(Extracted data entries)
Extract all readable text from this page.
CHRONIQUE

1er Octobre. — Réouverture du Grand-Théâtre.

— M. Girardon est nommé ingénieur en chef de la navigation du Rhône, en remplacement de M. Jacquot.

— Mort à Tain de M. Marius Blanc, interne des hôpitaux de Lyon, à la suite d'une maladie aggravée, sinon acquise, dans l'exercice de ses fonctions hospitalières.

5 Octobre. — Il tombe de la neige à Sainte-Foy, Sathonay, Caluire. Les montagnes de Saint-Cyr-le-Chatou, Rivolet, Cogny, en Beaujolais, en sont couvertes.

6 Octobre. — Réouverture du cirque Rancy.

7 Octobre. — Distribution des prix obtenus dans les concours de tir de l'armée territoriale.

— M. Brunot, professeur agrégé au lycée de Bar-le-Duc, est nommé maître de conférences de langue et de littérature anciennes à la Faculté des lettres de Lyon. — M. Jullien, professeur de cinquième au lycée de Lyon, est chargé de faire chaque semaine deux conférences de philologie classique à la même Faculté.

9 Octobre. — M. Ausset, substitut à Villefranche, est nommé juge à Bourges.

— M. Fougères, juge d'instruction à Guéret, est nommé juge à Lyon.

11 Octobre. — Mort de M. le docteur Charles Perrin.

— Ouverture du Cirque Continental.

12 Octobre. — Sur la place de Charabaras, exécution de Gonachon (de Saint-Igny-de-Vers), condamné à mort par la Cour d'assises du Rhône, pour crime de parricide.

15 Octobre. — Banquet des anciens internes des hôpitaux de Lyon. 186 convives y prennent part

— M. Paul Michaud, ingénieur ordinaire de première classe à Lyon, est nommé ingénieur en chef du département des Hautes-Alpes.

Short task
Write out every entry again, keeping each line exactly the same.

Solution to this exercise
Extract all readable text from this page.
CHRONIQUE

1er Octobre. — Réouverture du Grand-Théâtre.

— M. Girardon est nommé ingénieur en chef de la navigation du Rhône, en remplacement de M. Jacquot.

— Mort à Tain de M. Marius Blanc, interne des hôpitaux de Lyon, à la suite d'une maladie aggravée, sinon acquise, dans l'exercice de ses fonctions hospitalières.

5 Octobre. — Il tombe de la neige à Sainte-Foy, Sathonay, Caluire. Les montagnes de Saint-Cyr-le-Chatou, Rivolet, Cogny, en Beaujolais, en sont couvertes.

6 Octobre. — Réouverture du cirque Rancy.

7 Octobre. — Distribution des prix obtenus dans les concours de tir de l'armée territoriale.

— M. Brunot, professeur agrégé au lycée de Bar-le-Duc, est nommé maître de conférences de langue et de littérature anciennes à la Faculté des lettres de Lyon. — M. Jullien, professeur de cinquième au lycée de Lyon, est chargé de faire chaque semaine deux conférences de philologie classique à la même Faculté.

9 Octobre. — M. Ausset, substitut à Villefranche, est nommé juge à Bourges.

— M. Fougères, juge d'instruction à Guéret, est nommé juge à Lyon.

11 Octobre. — Mort de M. le docteur Charles Perrin.

— Ouverture du Cirque Continental.

12 Octobre. — Sur la place de Charabaras, exécution de Gonachon (de Saint-Igny-de-Vers), condamné à mort par la Cour d'assises du Rhône, pour crime de parricide.

15 Octobre. — Banquet des anciens internes des hôpitaux de Lyon. 186 convives y prennent part

— M. Paul Michaud, ingénieur ordinaire de première classe à Lyon, est nommé ingénieur en chef du département des Hautes-Alpes.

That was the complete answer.